REQUEST –
Each line below should be retyped exactly, with no pictures.

ENTRIES –
— start —

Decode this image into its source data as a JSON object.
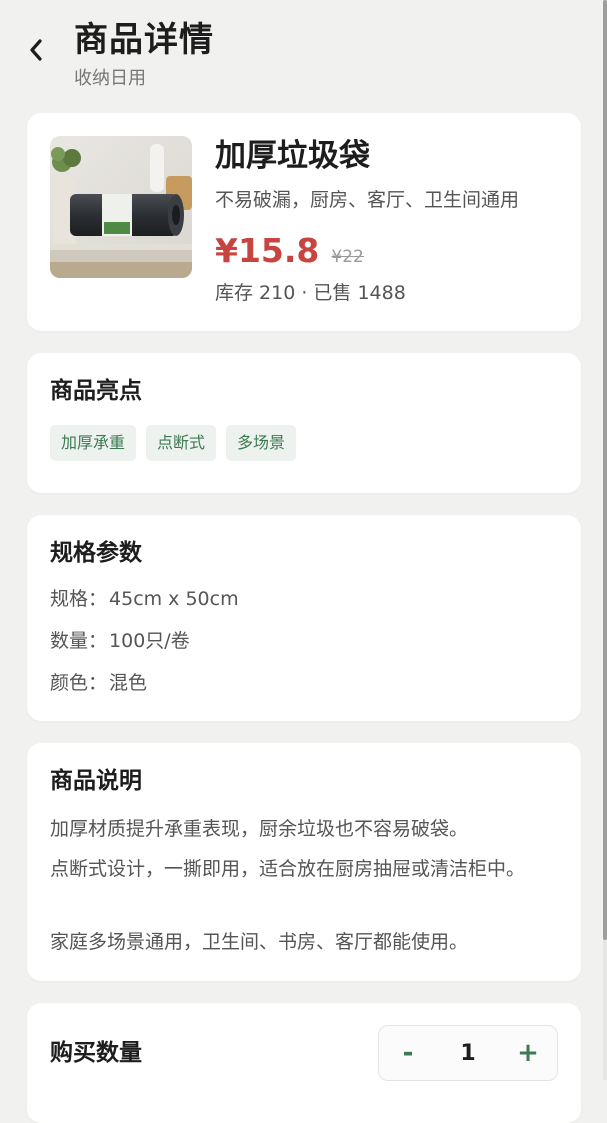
{
  "header": {
    "back_icon": "chevron-left-icon",
    "title": "商品详情",
    "subtitle": "收纳日用"
  },
  "product": {
    "image_icon": "trash-bag-roll-photo",
    "name": "加厚垃圾袋",
    "tagline": "不易破漏，厨房、客厅、卫生间通用",
    "price": "¥15.8",
    "original_price": "¥22",
    "stock_line": "库存 210 · 已售 1488",
    "price_color": "#c7443f"
  },
  "highlights": {
    "title": "商品亮点",
    "tags": [
      "加厚承重",
      "点断式",
      "多场景"
    ],
    "tag_color": "#3d7a52"
  },
  "specs": {
    "title": "规格参数",
    "rows": [
      {
        "label": "规格：",
        "value": "45cm x 50cm"
      },
      {
        "label": "数量：",
        "value": "100只/卷"
      },
      {
        "label": "颜色：",
        "value": "混色"
      }
    ]
  },
  "description": {
    "title": "商品说明",
    "paragraphs": [
      "加厚材质提升承重表现，厨余垃圾也不容易破袋。",
      "点断式设计，一撕即用，适合放在厨房抽屉或清洁柜中。",
      "家庭多场景通用，卫生间、书房、客厅都能使用。"
    ]
  },
  "purchase": {
    "title": "购买数量",
    "decrease_label": "-",
    "quantity": "1",
    "increase_label": "+"
  }
}
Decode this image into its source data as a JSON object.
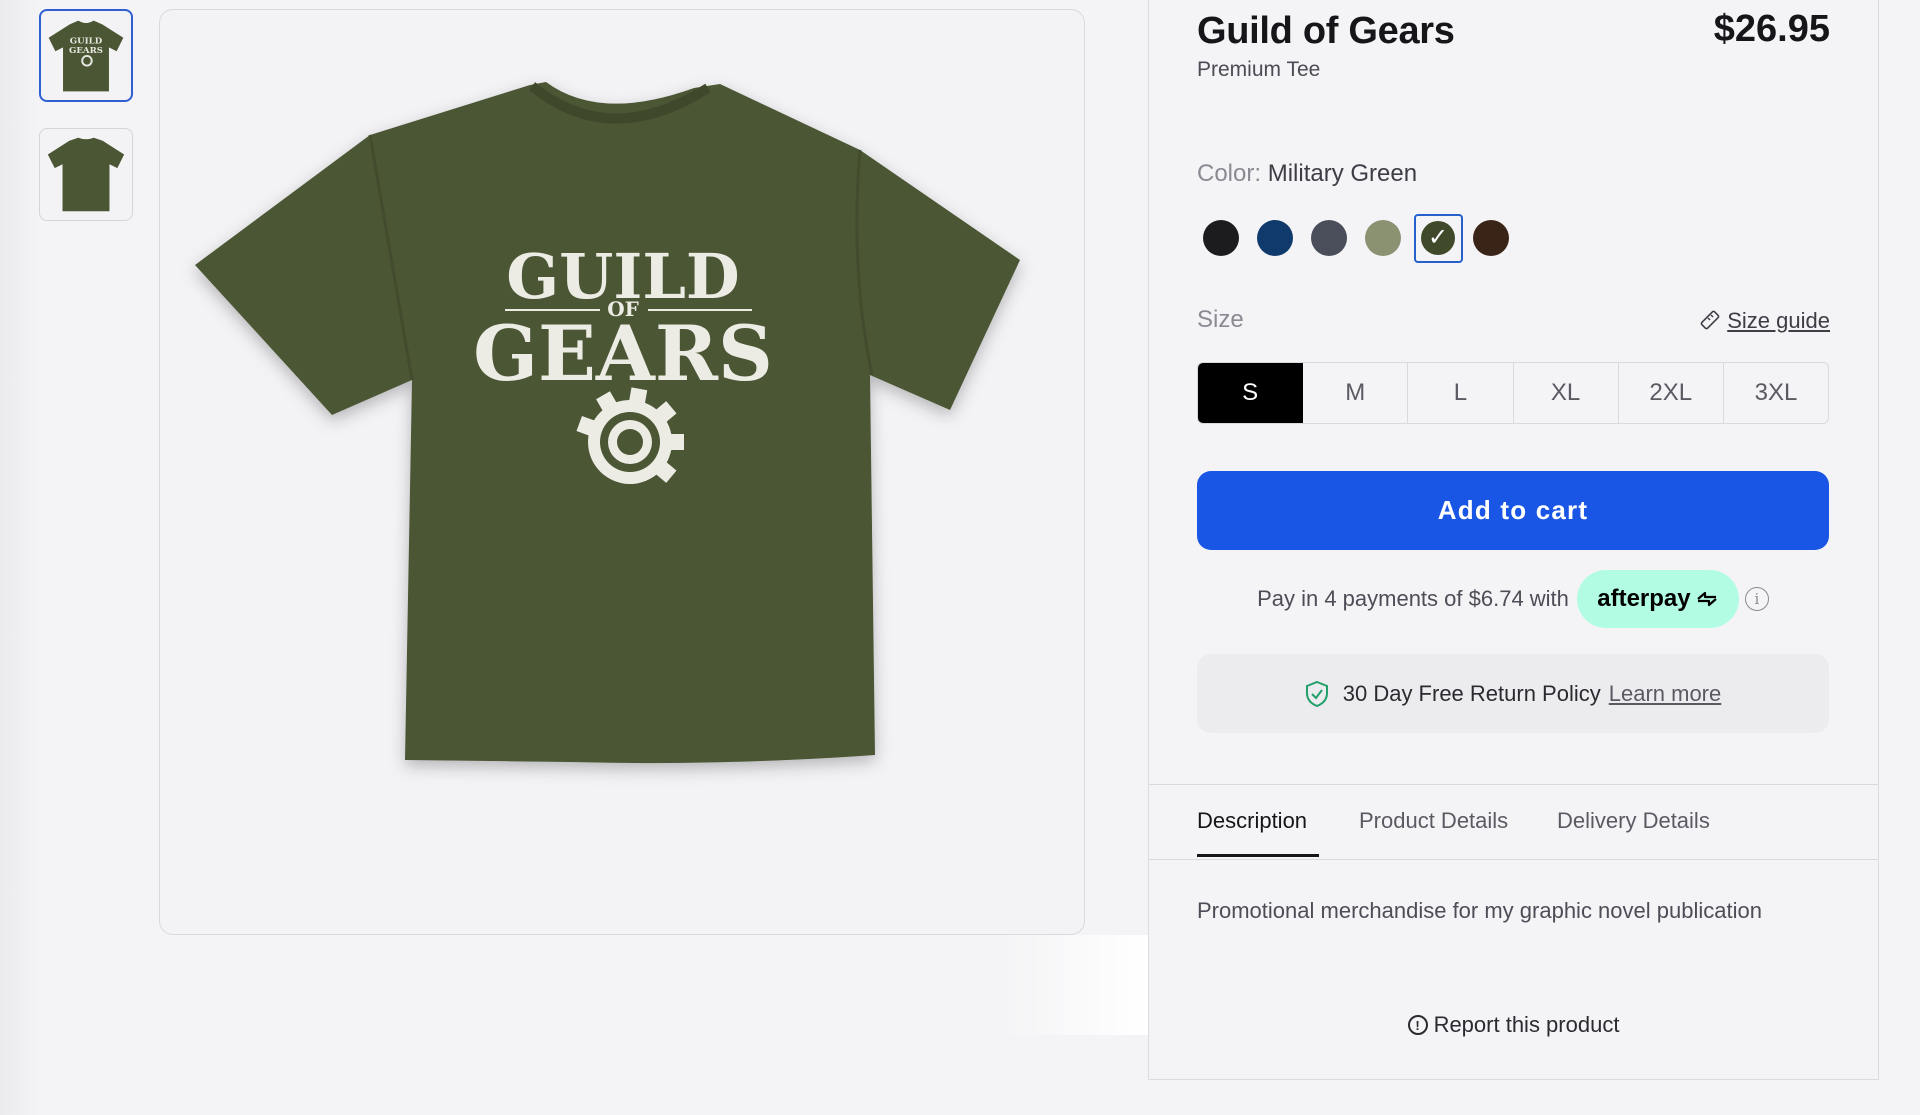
{
  "product": {
    "title": "Guild of Gears",
    "subtitle": "Premium Tee",
    "price": "$26.95",
    "print_line1": "GUILD",
    "print_of": "OF",
    "print_line2": "GEARS",
    "shirt_color": "#4b5634"
  },
  "thumbnails": [
    {
      "name": "front-view",
      "selected": true
    },
    {
      "name": "back-view",
      "selected": false
    }
  ],
  "color": {
    "label": "Color:",
    "selected_name": "Military Green",
    "swatches": [
      {
        "hex": "#1c1c1e"
      },
      {
        "hex": "#0f3a6b"
      },
      {
        "hex": "#4a4e5a"
      },
      {
        "hex": "#8a9272"
      },
      {
        "hex": "#404a2a",
        "selected": true,
        "check": "✓"
      },
      {
        "hex": "#3a2418"
      }
    ]
  },
  "size": {
    "label": "Size",
    "guide_label": "Size guide",
    "options": [
      "S",
      "M",
      "L",
      "XL",
      "2XL",
      "3XL"
    ],
    "selected": "S"
  },
  "cart": {
    "label": "Add to cart"
  },
  "afterpay": {
    "text": "Pay in 4 payments of $6.74 with",
    "brand": "afterpay",
    "info": "i",
    "brand_color": "#b2fce4"
  },
  "returns": {
    "text": "30 Day Free Return Policy",
    "link": "Learn more"
  },
  "tabs": [
    {
      "label": "Description",
      "active": true
    },
    {
      "label": "Product Details"
    },
    {
      "label": "Delivery Details"
    }
  ],
  "description": "Promotional merchandise for my graphic novel publication",
  "report": {
    "label": "Report this product",
    "icon": "!"
  },
  "accent": "#1a56e6"
}
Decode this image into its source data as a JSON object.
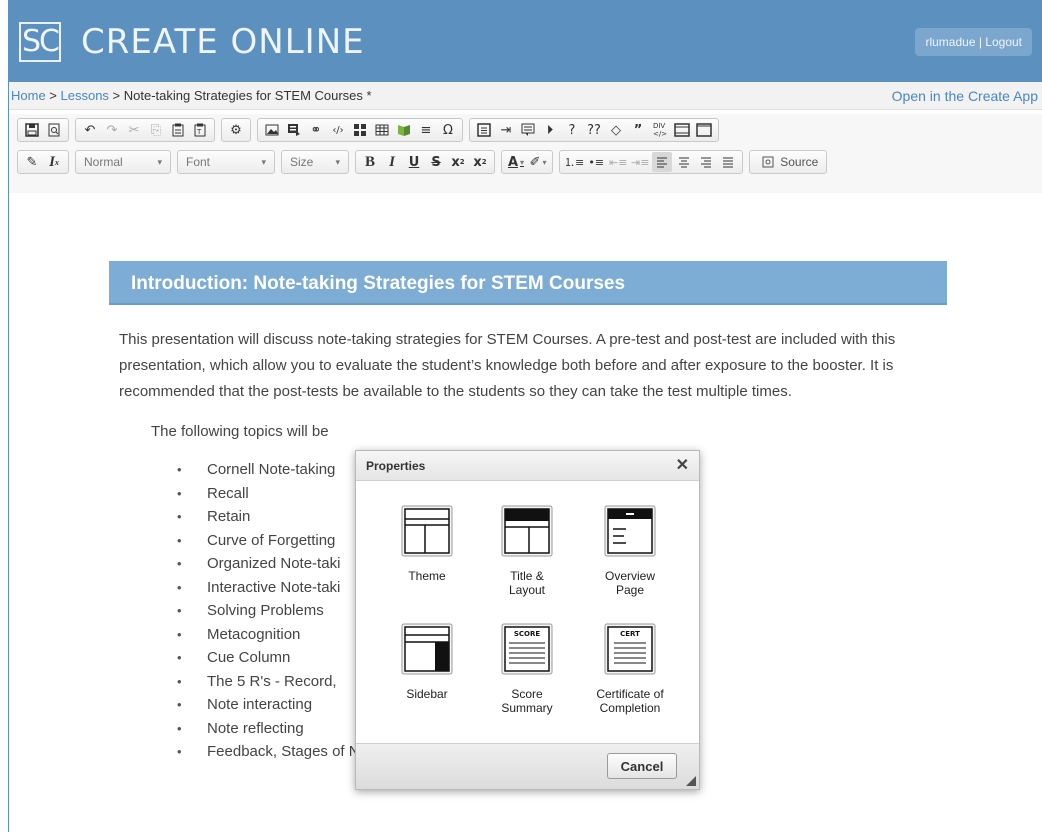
{
  "header": {
    "logo_text": "SC",
    "title": "CREATE ONLINE",
    "user_name": "rlumadue",
    "separator": " | ",
    "logout_label": "Logout"
  },
  "breadcrumb": {
    "home": "Home",
    "sep1": " > ",
    "lessons": "Lessons",
    "sep2": " > ",
    "current": "Note-taking Strategies for STEM Courses *"
  },
  "open_app_label": "Open in the Create App",
  "toolbar": {
    "format_label": "Normal",
    "font_label": "Font",
    "size_label": "Size",
    "source_label": "Source",
    "icons_row1": [
      "save-icon",
      "preview-icon",
      "undo-icon",
      "redo-icon",
      "cut-icon",
      "copy-icon",
      "paste-icon",
      "paste-text-icon",
      "settings-icon",
      "image-icon",
      "flash-icon",
      "link-icon",
      "code-icon",
      "layout-icon",
      "table-icon",
      "glossary-icon",
      "horizontal-rule-icon",
      "special-char-icon",
      "template-icon",
      "indent-list-icon",
      "comment-icon",
      "media-icon",
      "question-icon",
      "questions-icon",
      "embed-icon",
      "quote-icon",
      "div-icon",
      "frame-icon",
      "page-icon"
    ],
    "icons_row2": [
      "brush-icon",
      "clear-format-icon",
      "bold-icon",
      "italic-icon",
      "underline-icon",
      "strike-icon",
      "subscript-icon",
      "superscript-icon",
      "text-color-icon",
      "highlight-icon",
      "numbered-list-icon",
      "bulleted-list-icon",
      "outdent-icon",
      "indent-icon",
      "align-left-icon",
      "align-center-icon",
      "align-right-icon",
      "justify-icon",
      "source-icon"
    ]
  },
  "document": {
    "heading": "Introduction: Note-taking Strategies for STEM Courses",
    "paragraph": "This presentation will discuss note-taking strategies for STEM Courses.  A pre-test and post-test are included with this presentation, which allow you to evaluate the student’s knowledge both before and after exposure to the booster. It is recommended that the post-tests be available to the students so they can take the test multiple times.",
    "intro": "The following topics will be",
    "topics": [
      "Cornell Note-taking",
      "Recall",
      "Retain",
      "Curve of Forgetting",
      "Organized Note-taki",
      "Interactive Note-taki",
      "Solving Problems",
      "Metacognition",
      "Cue Column",
      "The 5 R's - Record,",
      "Note interacting",
      "Note reflecting",
      "Feedback, Stages of Note-taking"
    ]
  },
  "dialog": {
    "title": "Properties",
    "close_glyph": "✕",
    "options": [
      {
        "label": "Theme",
        "icon": "theme-icon"
      },
      {
        "label": "Title &\nLayout",
        "icon": "title-layout-icon"
      },
      {
        "label": "Overview\nPage",
        "icon": "overview-page-icon"
      },
      {
        "label": "Sidebar",
        "icon": "sidebar-icon"
      },
      {
        "label": "Score\nSummary",
        "icon": "score-summary-icon",
        "icon_text": "SCORE"
      },
      {
        "label": "Certificate of\nCompletion",
        "icon": "certificate-icon",
        "icon_text": "CERT"
      }
    ],
    "cancel_label": "Cancel"
  }
}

— end —

WRITTEN ANSWER –
Decode this image into its source data as a JSON object.
{
  "header": {
    "back_icon": "chevron-left-icon",
    "title": "商品详情",
    "subtitle": "收纳日用"
  },
  "product": {
    "image_icon": "trash-bag-roll-photo",
    "name": "加厚垃圾袋",
    "tagline": "不易破漏，厨房、客厅、卫生间通用",
    "price": "¥15.8",
    "original_price": "¥22",
    "stock_line": "库存 210 · 已售 1488",
    "price_color": "#c7443f"
  },
  "highlights": {
    "title": "商品亮点",
    "tags": [
      "加厚承重",
      "点断式",
      "多场景"
    ],
    "tag_color": "#3d7a52"
  },
  "specs": {
    "title": "规格参数",
    "rows": [
      {
        "label": "规格：",
        "value": "45cm x 50cm"
      },
      {
        "label": "数量：",
        "value": "100只/卷"
      },
      {
        "label": "颜色：",
        "value": "混色"
      }
    ]
  },
  "description": {
    "title": "商品说明",
    "paragraphs": [
      "加厚材质提升承重表现，厨余垃圾也不容易破袋。",
      "点断式设计，一撕即用，适合放在厨房抽屉或清洁柜中。",
      "家庭多场景通用，卫生间、书房、客厅都能使用。"
    ]
  },
  "purchase": {
    "title": "购买数量",
    "decrease_label": "-",
    "quantity": "1",
    "increase_label": "+"
  }
}
Decode this image into its source data as a JSON object.
{
  "product": {
    "title": "Guild of Gears",
    "subtitle": "Premium Tee",
    "price": "$26.95",
    "print_line1": "GUILD",
    "print_of": "OF",
    "print_line2": "GEARS",
    "shirt_color": "#4b5634"
  },
  "thumbnails": [
    {
      "name": "front-view",
      "selected": true
    },
    {
      "name": "back-view",
      "selected": false
    }
  ],
  "color": {
    "label": "Color:",
    "selected_name": "Military Green",
    "swatches": [
      {
        "hex": "#1c1c1e"
      },
      {
        "hex": "#0f3a6b"
      },
      {
        "hex": "#4a4e5a"
      },
      {
        "hex": "#8a9272"
      },
      {
        "hex": "#404a2a",
        "selected": true,
        "check": "✓"
      },
      {
        "hex": "#3a2418"
      }
    ]
  },
  "size": {
    "label": "Size",
    "guide_label": "Size guide",
    "options": [
      "S",
      "M",
      "L",
      "XL",
      "2XL",
      "3XL"
    ],
    "selected": "S"
  },
  "cart": {
    "label": "Add to cart"
  },
  "afterpay": {
    "text": "Pay in 4 payments of $6.74 with",
    "brand": "afterpay",
    "info": "i",
    "brand_color": "#b2fce4"
  },
  "returns": {
    "text": "30 Day Free Return Policy",
    "link": "Learn more"
  },
  "tabs": [
    {
      "label": "Description",
      "active": true
    },
    {
      "label": "Product Details"
    },
    {
      "label": "Delivery Details"
    }
  ],
  "description": "Promotional merchandise for my graphic novel publication",
  "report": {
    "label": "Report this product",
    "icon": "!"
  },
  "accent": "#1a56e6"
}
Decode this image into its source data as a JSON object.
{
  "header": {
    "logo_text": "SC",
    "title": "CREATE ONLINE",
    "user_name": "rlumadue",
    "separator": " | ",
    "logout_label": "Logout"
  },
  "breadcrumb": {
    "home": "Home",
    "sep1": " > ",
    "lessons": "Lessons",
    "sep2": " > ",
    "current": "Note-taking Strategies for STEM Courses *"
  },
  "open_app_label": "Open in the Create App",
  "toolbar": {
    "format_label": "Normal",
    "font_label": "Font",
    "size_label": "Size",
    "source_label": "Source",
    "icons_row1": [
      "save-icon",
      "preview-icon",
      "undo-icon",
      "redo-icon",
      "cut-icon",
      "copy-icon",
      "paste-icon",
      "paste-text-icon",
      "settings-icon",
      "image-icon",
      "flash-icon",
      "link-icon",
      "code-icon",
      "layout-icon",
      "table-icon",
      "glossary-icon",
      "horizontal-rule-icon",
      "special-char-icon",
      "template-icon",
      "indent-list-icon",
      "comment-icon",
      "media-icon",
      "question-icon",
      "questions-icon",
      "embed-icon",
      "quote-icon",
      "div-icon",
      "frame-icon",
      "page-icon"
    ],
    "icons_row2": [
      "brush-icon",
      "clear-format-icon",
      "bold-icon",
      "italic-icon",
      "underline-icon",
      "strike-icon",
      "subscript-icon",
      "superscript-icon",
      "text-color-icon",
      "highlight-icon",
      "numbered-list-icon",
      "bulleted-list-icon",
      "outdent-icon",
      "indent-icon",
      "align-left-icon",
      "align-center-icon",
      "align-right-icon",
      "justify-icon",
      "source-icon"
    ]
  },
  "document": {
    "heading": "Introduction: Note-taking Strategies for STEM Courses",
    "paragraph": "This presentation will discuss note-taking strategies for STEM Courses.  A pre-test and post-test are included with this presentation, which allow you to evaluate the student’s knowledge both before and after exposure to the booster. It is recommended that the post-tests be available to the students so they can take the test multiple times.",
    "intro": "The following topics will be",
    "topics": [
      "Cornell Note-taking",
      "Recall",
      "Retain",
      "Curve of Forgetting",
      "Organized Note-taki",
      "Interactive Note-taki",
      "Solving Problems",
      "Metacognition",
      "Cue Column",
      "The 5 R's - Record,",
      "Note interacting",
      "Note reflecting",
      "Feedback, Stages of Note-taking"
    ]
  },
  "dialog": {
    "title": "Properties",
    "close_glyph": "✕",
    "options": [
      {
        "label": "Theme",
        "icon": "theme-icon"
      },
      {
        "label": "Title &\nLayout",
        "icon": "title-layout-icon"
      },
      {
        "label": "Overview\nPage",
        "icon": "overview-page-icon"
      },
      {
        "label": "Sidebar",
        "icon": "sidebar-icon"
      },
      {
        "label": "Score\nSummary",
        "icon": "score-summary-icon",
        "icon_text": "SCORE"
      },
      {
        "label": "Certificate of\nCompletion",
        "icon": "certificate-icon",
        "icon_text": "CERT"
      }
    ],
    "cancel_label": "Cancel"
  }
}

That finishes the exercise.